◆ **Challenge**: Go through the entries below and pick out every line with "Contentful".

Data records
========================================================================
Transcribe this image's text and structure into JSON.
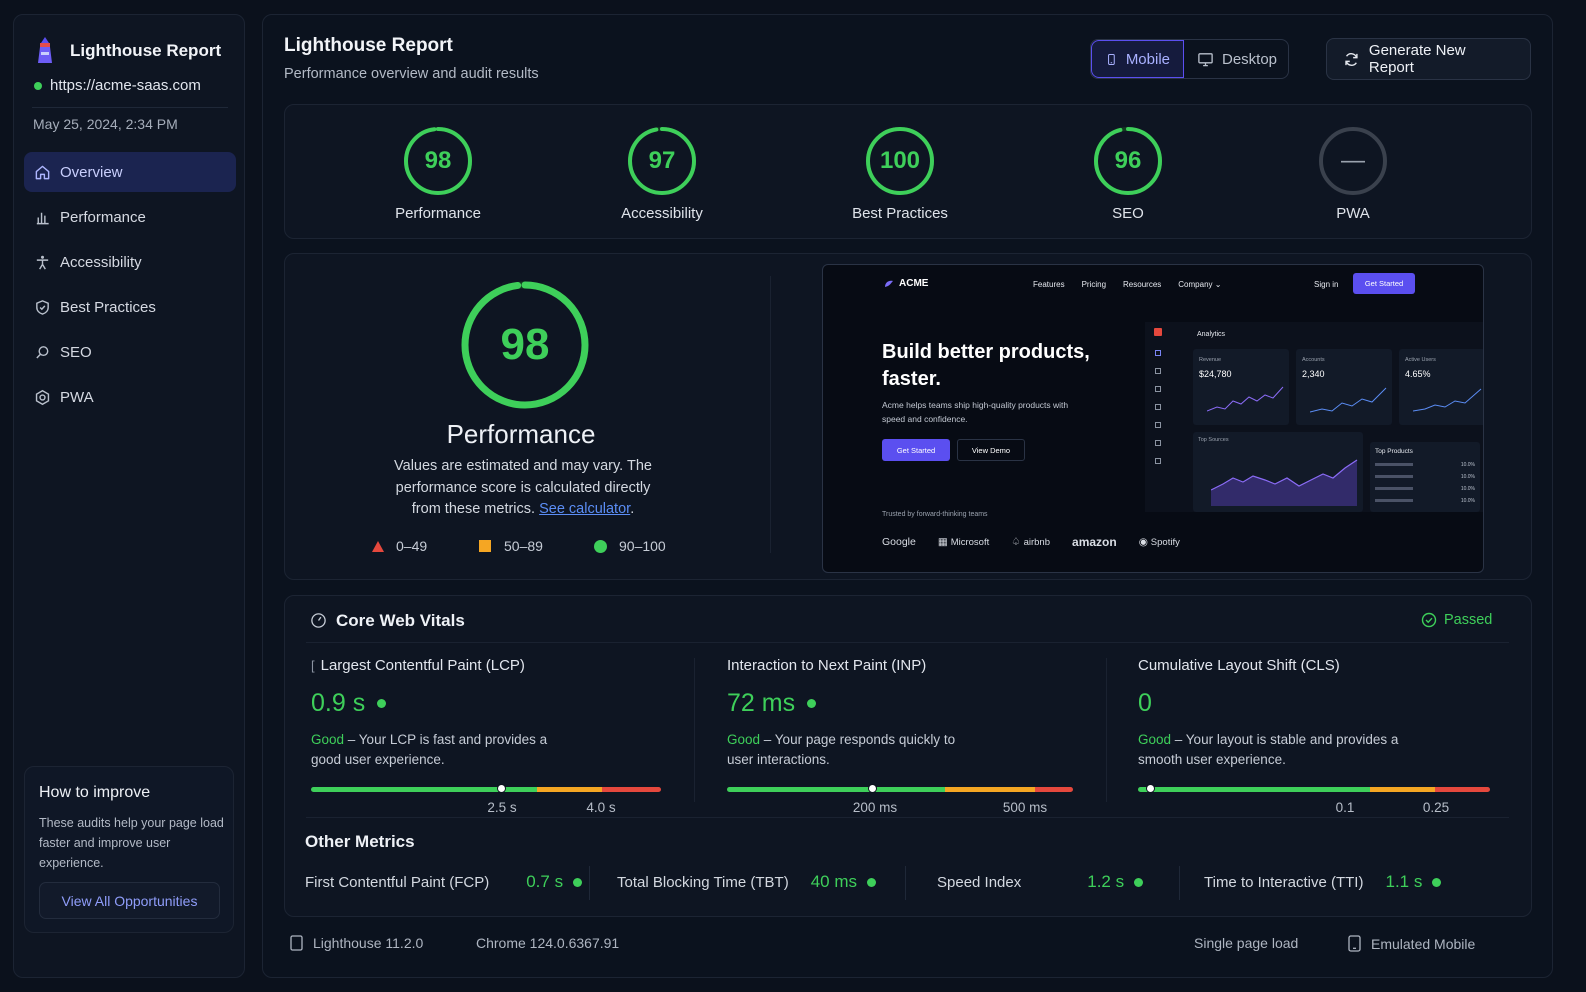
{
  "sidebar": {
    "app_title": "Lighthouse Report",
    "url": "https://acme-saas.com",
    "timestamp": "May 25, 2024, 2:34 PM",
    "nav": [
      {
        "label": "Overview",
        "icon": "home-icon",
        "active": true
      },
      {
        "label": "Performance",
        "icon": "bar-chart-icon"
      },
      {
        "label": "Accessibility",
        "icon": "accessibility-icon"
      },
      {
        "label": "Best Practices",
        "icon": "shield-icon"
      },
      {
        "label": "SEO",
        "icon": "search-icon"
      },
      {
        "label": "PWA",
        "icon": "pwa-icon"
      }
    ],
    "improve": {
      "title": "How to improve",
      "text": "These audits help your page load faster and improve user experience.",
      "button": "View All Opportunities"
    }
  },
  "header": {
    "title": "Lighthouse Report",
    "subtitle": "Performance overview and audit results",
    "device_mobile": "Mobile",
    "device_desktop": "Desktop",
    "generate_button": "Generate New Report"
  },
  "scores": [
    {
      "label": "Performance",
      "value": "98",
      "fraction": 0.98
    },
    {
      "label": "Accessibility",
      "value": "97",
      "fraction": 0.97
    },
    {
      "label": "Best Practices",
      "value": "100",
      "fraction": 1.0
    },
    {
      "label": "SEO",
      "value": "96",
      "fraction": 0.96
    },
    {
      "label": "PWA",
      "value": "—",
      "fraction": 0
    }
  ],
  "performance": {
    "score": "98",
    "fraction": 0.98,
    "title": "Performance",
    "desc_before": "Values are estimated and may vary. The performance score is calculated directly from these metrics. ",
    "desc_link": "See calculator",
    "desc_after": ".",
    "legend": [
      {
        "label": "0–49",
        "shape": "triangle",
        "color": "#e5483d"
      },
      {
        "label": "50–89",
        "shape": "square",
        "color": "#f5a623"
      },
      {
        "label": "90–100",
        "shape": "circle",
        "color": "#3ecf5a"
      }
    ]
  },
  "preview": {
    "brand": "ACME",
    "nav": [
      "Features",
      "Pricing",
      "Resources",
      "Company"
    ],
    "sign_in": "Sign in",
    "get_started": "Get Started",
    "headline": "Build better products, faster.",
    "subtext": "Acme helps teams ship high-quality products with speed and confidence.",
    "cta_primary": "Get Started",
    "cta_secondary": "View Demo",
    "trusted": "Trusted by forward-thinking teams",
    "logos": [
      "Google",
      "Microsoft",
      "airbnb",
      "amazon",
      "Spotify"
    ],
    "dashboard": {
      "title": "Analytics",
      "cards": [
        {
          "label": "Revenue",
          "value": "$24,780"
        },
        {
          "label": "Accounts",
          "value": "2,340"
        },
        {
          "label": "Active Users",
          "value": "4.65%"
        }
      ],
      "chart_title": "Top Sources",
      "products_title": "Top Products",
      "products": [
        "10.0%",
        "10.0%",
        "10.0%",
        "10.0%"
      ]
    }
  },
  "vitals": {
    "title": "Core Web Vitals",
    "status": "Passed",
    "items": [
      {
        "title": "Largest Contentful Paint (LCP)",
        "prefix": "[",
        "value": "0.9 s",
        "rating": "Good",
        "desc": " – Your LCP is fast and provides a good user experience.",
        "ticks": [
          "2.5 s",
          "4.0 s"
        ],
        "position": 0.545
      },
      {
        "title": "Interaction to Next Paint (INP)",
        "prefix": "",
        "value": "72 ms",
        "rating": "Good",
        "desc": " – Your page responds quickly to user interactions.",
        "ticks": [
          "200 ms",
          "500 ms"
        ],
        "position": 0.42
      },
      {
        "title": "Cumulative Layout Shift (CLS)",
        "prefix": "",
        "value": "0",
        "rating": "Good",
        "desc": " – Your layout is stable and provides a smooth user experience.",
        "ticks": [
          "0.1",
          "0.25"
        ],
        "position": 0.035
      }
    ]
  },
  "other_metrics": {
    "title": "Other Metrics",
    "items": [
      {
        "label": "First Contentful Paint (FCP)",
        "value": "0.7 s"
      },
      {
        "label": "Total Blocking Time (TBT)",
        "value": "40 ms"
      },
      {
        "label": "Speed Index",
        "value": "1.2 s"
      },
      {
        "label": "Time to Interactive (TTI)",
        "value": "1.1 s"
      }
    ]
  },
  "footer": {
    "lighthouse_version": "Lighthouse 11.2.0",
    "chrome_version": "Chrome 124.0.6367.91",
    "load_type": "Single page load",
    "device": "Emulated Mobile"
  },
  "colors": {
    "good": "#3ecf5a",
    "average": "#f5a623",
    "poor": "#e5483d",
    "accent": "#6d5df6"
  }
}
========================================================================
◆ **Solution for this task**:
        "title": "Largest Contentful Paint (LCP)",
        "label": "First Contentful Paint (FCP)",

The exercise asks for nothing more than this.